• _GOAL OF THE EXERCISE_
Render every line in the listing below as a JSON list of strings, with one string per line and any blank lines omitted.

[LISTED ENTRIES start]

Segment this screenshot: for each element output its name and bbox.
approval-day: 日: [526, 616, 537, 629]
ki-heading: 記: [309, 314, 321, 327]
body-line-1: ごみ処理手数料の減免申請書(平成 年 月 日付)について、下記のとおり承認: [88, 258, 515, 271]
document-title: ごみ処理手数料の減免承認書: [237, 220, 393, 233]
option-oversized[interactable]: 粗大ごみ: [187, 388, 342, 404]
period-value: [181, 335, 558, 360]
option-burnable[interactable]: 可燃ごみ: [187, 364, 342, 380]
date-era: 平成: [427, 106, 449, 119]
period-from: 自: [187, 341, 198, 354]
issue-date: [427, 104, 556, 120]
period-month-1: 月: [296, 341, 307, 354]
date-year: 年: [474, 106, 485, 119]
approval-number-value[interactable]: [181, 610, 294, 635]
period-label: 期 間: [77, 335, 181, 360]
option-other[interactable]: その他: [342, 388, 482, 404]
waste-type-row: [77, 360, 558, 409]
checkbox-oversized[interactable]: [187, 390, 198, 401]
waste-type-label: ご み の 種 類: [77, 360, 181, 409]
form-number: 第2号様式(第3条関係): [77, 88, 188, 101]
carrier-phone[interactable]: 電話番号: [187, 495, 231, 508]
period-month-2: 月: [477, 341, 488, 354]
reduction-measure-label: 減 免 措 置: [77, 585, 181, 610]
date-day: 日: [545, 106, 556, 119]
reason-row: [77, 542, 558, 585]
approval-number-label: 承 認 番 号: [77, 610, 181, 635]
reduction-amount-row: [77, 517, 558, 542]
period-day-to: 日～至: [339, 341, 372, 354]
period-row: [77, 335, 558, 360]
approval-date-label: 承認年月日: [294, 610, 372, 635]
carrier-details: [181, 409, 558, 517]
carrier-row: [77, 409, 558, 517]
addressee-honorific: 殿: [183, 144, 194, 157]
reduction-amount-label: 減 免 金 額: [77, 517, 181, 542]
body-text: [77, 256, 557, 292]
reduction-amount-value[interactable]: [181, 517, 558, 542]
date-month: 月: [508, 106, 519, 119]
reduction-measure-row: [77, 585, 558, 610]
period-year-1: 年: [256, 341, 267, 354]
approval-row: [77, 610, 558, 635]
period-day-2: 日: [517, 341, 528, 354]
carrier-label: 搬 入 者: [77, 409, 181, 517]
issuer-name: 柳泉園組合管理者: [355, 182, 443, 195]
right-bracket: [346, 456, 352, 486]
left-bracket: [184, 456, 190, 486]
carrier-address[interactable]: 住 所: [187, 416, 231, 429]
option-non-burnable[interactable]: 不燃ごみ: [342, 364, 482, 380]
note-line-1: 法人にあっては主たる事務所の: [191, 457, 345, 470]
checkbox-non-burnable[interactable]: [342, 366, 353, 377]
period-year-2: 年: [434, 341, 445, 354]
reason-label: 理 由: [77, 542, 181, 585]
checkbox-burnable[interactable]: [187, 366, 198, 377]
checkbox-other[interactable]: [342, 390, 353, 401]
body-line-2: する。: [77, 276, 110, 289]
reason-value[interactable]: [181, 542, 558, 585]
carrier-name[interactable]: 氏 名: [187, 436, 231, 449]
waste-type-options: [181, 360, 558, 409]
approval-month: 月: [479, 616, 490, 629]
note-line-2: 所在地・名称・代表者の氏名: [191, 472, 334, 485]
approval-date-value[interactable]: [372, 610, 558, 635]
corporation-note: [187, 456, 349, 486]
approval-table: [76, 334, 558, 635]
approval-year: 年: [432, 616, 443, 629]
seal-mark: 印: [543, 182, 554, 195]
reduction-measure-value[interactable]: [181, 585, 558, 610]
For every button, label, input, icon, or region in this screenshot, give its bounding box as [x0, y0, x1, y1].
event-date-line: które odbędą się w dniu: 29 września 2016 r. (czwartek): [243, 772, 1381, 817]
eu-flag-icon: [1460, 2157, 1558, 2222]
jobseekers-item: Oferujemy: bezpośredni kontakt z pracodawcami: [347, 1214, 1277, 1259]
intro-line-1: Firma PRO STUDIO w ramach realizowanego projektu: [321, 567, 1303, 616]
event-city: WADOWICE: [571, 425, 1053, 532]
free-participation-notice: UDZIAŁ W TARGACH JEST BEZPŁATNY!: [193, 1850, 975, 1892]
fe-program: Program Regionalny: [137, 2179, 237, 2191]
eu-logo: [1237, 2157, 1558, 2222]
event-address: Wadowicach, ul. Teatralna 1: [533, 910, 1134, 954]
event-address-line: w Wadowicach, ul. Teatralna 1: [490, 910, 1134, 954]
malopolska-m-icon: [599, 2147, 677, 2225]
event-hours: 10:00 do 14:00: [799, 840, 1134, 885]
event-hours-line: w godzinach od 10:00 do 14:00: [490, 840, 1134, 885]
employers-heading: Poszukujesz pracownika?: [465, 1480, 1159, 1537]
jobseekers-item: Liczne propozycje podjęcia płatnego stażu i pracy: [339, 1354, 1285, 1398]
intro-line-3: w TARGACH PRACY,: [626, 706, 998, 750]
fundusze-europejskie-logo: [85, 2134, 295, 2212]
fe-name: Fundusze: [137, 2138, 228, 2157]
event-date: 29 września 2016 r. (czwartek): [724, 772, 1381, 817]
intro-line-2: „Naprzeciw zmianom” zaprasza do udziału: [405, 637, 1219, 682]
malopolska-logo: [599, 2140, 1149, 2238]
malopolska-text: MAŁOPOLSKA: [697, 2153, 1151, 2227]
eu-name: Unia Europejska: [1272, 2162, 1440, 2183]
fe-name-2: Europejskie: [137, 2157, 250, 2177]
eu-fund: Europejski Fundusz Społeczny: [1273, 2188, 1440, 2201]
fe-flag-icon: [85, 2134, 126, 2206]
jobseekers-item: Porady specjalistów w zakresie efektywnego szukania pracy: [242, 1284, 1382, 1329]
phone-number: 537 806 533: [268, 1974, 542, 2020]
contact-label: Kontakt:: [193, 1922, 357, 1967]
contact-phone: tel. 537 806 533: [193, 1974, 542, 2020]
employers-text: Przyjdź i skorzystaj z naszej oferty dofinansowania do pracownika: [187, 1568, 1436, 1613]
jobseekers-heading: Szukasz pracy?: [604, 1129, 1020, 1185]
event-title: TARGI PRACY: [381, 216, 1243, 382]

[LISTED ENTRIES end]

• _RESULT FOR THIS EXERCISE_
[
  "Segment this screenshot: for each element output its name and bbox.",
  "approval-day: 日: [526, 616, 537, 629]",
  "ki-heading: 記: [309, 314, 321, 327]",
  "body-line-1: ごみ処理手数料の減免申請書(平成 年 月 日付)について、下記のとおり承認: [88, 258, 515, 271]",
  "document-title: ごみ処理手数料の減免承認書: [237, 220, 393, 233]",
  "option-oversized[interactable]: 粗大ごみ: [187, 388, 342, 404]",
  "period-value: [181, 335, 558, 360]",
  "option-burnable[interactable]: 可燃ごみ: [187, 364, 342, 380]",
  "date-era: 平成: [427, 106, 449, 119]",
  "period-from: 自: [187, 341, 198, 354]",
  "issue-date: [427, 104, 556, 120]",
  "period-month-1: 月: [296, 341, 307, 354]",
  "date-year: 年: [474, 106, 485, 119]",
  "approval-number-value[interactable]: [181, 610, 294, 635]",
  "period-label: 期 間: [77, 335, 181, 360]",
  "option-other[interactable]: その他: [342, 388, 482, 404]",
  "waste-type-row: [77, 360, 558, 409]",
  "checkbox-oversized[interactable]: [187, 390, 198, 401]",
  "waste-type-label: ご み の 種 類: [77, 360, 181, 409]",
  "form-number: 第2号様式(第3条関係): [77, 88, 188, 101]",
  "carrier-phone[interactable]: 電話番号: [187, 495, 231, 508]",
  "period-month-2: 月: [477, 341, 488, 354]",
  "reduction-measure-label: 減 免 措 置: [77, 585, 181, 610]",
  "date-day: 日: [545, 106, 556, 119]",
  "reason-row: [77, 542, 558, 585]",
  "approval-number-label: 承 認 番 号: [77, 610, 181, 635]",
  "reduction-amount-row: [77, 517, 558, 542]",
  "period-day-to: 日～至: [339, 341, 372, 354]",
  "period-row: [77, 335, 558, 360]",
  "approval-date-label: 承認年月日: [294, 610, 372, 635]",
  "carrier-details: [181, 409, 558, 517]",
  "carrier-row: [77, 409, 558, 517]",
  "addressee-honorific: 殿: [183, 144, 194, 157]",
  "reduction-amount-label: 減 免 金 額: [77, 517, 181, 542]",
  "body-text: [77, 256, 557, 292]",
  "reduction-amount-value[interactable]: [181, 517, 558, 542]",
  "date-month: 月: [508, 106, 519, 119]",
  "reduction-measure-row: [77, 585, 558, 610]",
  "period-year-1: 年: [256, 341, 267, 354]",
  "approval-row: [77, 610, 558, 635]",
  "period-day-2: 日: [517, 341, 528, 354]",
  "carrier-label: 搬 入 者: [77, 409, 181, 517]",
  "issuer-name: 柳泉園組合管理者: [355, 182, 443, 195]",
  "right-bracket: [346, 456, 352, 486]",
  "left-bracket: [184, 456, 190, 486]",
  "carrier-address[interactable]: 住 所: [187, 416, 231, 429]",
  "option-non-burnable[interactable]: 不燃ごみ: [342, 364, 482, 380]",
  "note-line-1: 法人にあっては主たる事務所の: [191, 457, 345, 470]",
  "checkbox-non-burnable[interactable]: [342, 366, 353, 377]",
  "period-year-2: 年: [434, 341, 445, 354]",
  "reason-label: 理 由: [77, 542, 181, 585]",
  "checkbox-burnable[interactable]: [187, 366, 198, 377]",
  "checkbox-other[interactable]: [342, 390, 353, 401]",
  "body-line-2: する。: [77, 276, 110, 289]",
  "reason-value[interactable]: [181, 542, 558, 585]",
  "carrier-name[interactable]: 氏 名: [187, 436, 231, 449]",
  "waste-type-options: [181, 360, 558, 409]",
  "approval-month: 月: [479, 616, 490, 629]",
  "note-line-2: 所在地・名称・代表者の氏名: [191, 472, 334, 485]",
  "approval-date-value[interactable]: [372, 610, 558, 635]",
  "corporation-note: [187, 456, 349, 486]",
  "approval-table: [76, 334, 558, 635]",
  "approval-year: 年: [432, 616, 443, 629]",
  "seal-mark: 印: [543, 182, 554, 195]",
  "reduction-measure-value[interactable]: [181, 585, 558, 610]",
  "For every button, label, input, icon, or region in this screenshot, give its bounding box as [x0, y0, x1, y1].",
  "event-date-line: które odbędą się w dniu: 29 września 2016 r. (czwartek): [243, 772, 1381, 817]",
  "eu-flag-icon: [1460, 2157, 1558, 2222]",
  "jobseekers-item: Oferujemy: bezpośredni kontakt z pracodawcami: [347, 1214, 1277, 1259]",
  "intro-line-1: Firma PRO STUDIO w ramach realizowanego projektu: [321, 567, 1303, 616]",
  "event-city: WADOWICE: [571, 425, 1053, 532]",
  "free-participation-notice: UDZIAŁ W TARGACH JEST BEZPŁATNY!: [193, 1850, 975, 1892]",
  "fe-program: Program Regionalny: [137, 2179, 237, 2191]",
  "eu-logo: [1237, 2157, 1558, 2222]",
  "event-address: Wadowicach, ul. Teatralna 1: [533, 910, 1134, 954]",
  "event-address-line: w Wadowicach, ul. Teatralna 1: [490, 910, 1134, 954]",
  "malopolska-m-icon: [599, 2147, 677, 2225]",
  "event-hours: 10:00 do 14:00: [799, 840, 1134, 885]",
  "event-hours-line: w godzinach od 10:00 do 14:00: [490, 840, 1134, 885]",
  "employers-heading: Poszukujesz pracownika?: [465, 1480, 1159, 1537]",
  "jobseekers-item: Liczne propozycje podjęcia płatnego stażu i pracy: [339, 1354, 1285, 1398]",
  "intro-line-3: w TARGACH PRACY,: [626, 706, 998, 750]",
  "fundusze-europejskie-logo: [85, 2134, 295, 2212]",
  "fe-name: Fundusze: [137, 2138, 228, 2157]",
  "event-date: 29 września 2016 r. (czwartek): [724, 772, 1381, 817]",
  "intro-line-2: „Naprzeciw zmianom” zaprasza do udziału: [405, 637, 1219, 682]",
  "malopolska-logo: [599, 2140, 1149, 2238]",
  "malopolska-text: MAŁOPOLSKA: [697, 2153, 1151, 2227]",
  "eu-name: Unia Europejska: [1272, 2162, 1440, 2183]",
  "fe-name-2: Europejskie: [137, 2157, 250, 2177]",
  "eu-fund: Europejski Fundusz Społeczny: [1273, 2188, 1440, 2201]",
  "fe-flag-icon: [85, 2134, 126, 2206]",
  "jobseekers-item: Porady specjalistów w zakresie efektywnego szukania pracy: [242, 1284, 1382, 1329]",
  "phone-number: 537 806 533: [268, 1974, 542, 2020]",
  "contact-label: Kontakt:: [193, 1922, 357, 1967]",
  "contact-phone: tel. 537 806 533: [193, 1974, 542, 2020]",
  "employers-text: Przyjdź i skorzystaj z naszej oferty dofinansowania do pracownika: [187, 1568, 1436, 1613]",
  "jobseekers-heading: Szukasz pracy?: [604, 1129, 1020, 1185]",
  "event-title: TARGI PRACY: [381, 216, 1243, 382]"
]